Dataset items:
▼

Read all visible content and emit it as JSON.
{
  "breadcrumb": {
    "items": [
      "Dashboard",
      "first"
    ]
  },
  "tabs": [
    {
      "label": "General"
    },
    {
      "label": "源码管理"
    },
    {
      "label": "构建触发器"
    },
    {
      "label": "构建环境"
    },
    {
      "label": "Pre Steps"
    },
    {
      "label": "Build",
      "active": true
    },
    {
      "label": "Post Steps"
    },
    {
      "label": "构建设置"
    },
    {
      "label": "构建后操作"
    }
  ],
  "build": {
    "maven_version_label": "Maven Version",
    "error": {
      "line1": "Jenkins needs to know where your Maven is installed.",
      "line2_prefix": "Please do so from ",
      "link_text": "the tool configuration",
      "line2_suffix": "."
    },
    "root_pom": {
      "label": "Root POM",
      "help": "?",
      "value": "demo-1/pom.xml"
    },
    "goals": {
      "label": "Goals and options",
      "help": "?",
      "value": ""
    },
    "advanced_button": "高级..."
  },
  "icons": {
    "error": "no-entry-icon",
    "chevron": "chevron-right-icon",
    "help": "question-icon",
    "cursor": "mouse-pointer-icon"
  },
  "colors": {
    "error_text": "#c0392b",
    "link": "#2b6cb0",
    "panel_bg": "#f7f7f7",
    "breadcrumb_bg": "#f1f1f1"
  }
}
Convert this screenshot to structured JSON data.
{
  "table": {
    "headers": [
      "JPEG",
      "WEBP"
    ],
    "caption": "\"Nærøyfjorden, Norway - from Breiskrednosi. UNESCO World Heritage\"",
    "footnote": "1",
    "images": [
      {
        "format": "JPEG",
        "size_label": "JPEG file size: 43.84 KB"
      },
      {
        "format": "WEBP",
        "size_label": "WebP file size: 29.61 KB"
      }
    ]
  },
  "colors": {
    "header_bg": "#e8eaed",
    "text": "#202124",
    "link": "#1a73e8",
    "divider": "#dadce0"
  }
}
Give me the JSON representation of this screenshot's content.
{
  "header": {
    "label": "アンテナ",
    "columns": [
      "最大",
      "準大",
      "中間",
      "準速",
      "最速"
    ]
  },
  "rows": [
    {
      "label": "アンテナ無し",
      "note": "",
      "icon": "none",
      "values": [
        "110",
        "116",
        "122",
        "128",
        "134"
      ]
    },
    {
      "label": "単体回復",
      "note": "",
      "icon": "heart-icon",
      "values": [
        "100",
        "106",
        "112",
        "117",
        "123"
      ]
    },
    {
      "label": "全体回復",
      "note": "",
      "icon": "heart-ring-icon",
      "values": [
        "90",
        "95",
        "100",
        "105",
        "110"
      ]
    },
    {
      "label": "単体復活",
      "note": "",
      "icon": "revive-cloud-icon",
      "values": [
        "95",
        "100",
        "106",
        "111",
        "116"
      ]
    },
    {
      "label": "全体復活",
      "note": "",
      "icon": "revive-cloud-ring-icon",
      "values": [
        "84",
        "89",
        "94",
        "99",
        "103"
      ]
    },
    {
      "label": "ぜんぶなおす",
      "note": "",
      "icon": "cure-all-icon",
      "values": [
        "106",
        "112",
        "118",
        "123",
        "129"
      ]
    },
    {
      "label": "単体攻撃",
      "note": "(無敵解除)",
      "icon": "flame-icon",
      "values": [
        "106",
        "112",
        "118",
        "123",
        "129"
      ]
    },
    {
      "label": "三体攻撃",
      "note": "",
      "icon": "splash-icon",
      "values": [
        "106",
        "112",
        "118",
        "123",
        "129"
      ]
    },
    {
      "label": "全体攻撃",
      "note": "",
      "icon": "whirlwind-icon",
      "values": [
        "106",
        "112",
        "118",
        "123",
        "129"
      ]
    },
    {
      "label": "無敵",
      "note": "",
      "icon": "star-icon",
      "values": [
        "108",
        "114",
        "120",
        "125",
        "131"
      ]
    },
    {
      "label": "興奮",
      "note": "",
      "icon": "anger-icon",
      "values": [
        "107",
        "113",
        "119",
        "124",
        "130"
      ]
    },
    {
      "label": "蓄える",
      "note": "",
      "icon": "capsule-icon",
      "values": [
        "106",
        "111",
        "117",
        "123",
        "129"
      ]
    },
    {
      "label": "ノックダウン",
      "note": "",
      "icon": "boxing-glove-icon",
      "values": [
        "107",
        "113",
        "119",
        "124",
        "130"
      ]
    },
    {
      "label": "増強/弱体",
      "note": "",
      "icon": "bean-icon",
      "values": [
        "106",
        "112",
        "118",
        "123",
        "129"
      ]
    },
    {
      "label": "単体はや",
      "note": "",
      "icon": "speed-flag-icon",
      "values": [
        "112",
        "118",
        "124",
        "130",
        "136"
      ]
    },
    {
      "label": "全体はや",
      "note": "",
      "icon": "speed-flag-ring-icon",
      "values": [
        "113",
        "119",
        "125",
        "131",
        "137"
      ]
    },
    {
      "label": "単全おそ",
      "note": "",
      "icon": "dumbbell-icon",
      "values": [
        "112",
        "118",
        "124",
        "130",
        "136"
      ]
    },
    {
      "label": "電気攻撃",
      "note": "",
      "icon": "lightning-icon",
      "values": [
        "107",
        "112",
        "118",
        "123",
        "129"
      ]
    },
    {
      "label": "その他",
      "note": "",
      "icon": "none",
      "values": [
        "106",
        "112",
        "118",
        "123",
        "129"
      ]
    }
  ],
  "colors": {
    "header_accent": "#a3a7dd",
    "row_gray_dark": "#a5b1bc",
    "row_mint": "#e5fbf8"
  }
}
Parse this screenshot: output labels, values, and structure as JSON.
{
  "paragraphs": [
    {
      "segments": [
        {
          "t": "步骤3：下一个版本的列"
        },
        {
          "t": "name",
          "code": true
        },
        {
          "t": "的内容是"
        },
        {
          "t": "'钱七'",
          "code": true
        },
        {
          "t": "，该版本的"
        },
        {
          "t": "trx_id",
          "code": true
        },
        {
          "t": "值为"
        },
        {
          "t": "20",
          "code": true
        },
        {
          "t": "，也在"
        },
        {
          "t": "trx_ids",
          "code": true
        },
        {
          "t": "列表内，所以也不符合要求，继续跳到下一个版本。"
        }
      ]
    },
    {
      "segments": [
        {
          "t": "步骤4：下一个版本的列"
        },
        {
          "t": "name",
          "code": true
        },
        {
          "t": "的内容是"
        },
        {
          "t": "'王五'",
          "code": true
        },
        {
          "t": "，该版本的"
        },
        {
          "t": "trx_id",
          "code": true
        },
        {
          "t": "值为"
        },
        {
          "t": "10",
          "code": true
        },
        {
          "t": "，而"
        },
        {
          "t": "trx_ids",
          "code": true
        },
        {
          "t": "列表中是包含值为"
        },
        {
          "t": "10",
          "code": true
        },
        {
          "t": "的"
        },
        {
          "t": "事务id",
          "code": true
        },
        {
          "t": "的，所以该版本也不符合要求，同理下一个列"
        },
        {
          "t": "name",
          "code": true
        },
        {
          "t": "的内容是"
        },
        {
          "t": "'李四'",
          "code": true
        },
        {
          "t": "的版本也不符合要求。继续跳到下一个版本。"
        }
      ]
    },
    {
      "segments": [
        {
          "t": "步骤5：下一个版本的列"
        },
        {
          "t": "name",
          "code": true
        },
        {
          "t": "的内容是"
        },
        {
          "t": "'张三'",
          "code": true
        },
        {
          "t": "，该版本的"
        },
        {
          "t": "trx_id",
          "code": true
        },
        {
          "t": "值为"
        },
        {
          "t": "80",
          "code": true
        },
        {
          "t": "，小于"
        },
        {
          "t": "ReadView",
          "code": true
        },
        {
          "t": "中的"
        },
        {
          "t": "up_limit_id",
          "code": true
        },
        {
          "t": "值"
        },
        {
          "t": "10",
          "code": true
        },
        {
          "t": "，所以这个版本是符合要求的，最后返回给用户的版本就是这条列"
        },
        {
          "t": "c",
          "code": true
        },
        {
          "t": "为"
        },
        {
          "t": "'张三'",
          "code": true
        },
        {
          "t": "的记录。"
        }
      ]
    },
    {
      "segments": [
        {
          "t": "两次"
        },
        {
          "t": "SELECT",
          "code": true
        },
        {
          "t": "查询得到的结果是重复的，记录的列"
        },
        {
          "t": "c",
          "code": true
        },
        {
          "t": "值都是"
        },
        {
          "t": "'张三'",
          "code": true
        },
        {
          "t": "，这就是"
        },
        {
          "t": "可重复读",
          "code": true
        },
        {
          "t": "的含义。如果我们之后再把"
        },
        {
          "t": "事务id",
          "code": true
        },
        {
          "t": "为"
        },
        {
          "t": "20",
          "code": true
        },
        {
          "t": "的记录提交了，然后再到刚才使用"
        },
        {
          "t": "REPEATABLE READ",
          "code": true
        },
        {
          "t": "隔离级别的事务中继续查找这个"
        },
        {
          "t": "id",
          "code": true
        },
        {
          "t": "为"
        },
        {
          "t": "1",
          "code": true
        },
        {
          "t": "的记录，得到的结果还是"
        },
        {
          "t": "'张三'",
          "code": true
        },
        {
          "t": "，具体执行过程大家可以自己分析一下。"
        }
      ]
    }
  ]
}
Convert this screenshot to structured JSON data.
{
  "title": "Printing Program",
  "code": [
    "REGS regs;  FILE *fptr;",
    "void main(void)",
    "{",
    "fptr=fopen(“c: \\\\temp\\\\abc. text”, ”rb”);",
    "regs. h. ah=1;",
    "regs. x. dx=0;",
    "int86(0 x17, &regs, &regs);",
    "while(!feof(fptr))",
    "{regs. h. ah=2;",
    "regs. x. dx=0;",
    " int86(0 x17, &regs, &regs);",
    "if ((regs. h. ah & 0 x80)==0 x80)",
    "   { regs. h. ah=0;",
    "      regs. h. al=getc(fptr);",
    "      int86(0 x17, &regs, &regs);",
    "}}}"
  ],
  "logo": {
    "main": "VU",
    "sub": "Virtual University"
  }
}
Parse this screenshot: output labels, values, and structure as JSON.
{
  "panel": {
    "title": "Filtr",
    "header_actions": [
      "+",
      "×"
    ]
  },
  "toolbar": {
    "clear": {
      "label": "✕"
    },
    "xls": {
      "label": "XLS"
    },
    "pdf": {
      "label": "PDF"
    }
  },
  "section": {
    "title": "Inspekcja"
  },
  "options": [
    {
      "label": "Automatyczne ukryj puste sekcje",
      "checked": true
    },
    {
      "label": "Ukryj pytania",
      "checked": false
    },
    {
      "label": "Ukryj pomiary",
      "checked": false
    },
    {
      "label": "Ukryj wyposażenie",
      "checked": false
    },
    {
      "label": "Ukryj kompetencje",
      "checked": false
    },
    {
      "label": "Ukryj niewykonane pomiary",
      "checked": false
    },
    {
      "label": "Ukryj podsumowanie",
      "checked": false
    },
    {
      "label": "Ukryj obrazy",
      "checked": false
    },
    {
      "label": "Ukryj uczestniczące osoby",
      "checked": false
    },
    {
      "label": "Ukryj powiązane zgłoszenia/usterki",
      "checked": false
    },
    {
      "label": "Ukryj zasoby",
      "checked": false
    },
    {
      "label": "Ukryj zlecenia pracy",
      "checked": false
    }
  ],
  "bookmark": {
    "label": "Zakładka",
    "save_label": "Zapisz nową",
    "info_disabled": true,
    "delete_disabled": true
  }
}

▲

• _Work instructions_: Report each line of the material above where the word "content" appears.

• _Output of the exercise_:
Read all visible content and emit it as JSON.
Give me the JSON representation of this screenshot's content.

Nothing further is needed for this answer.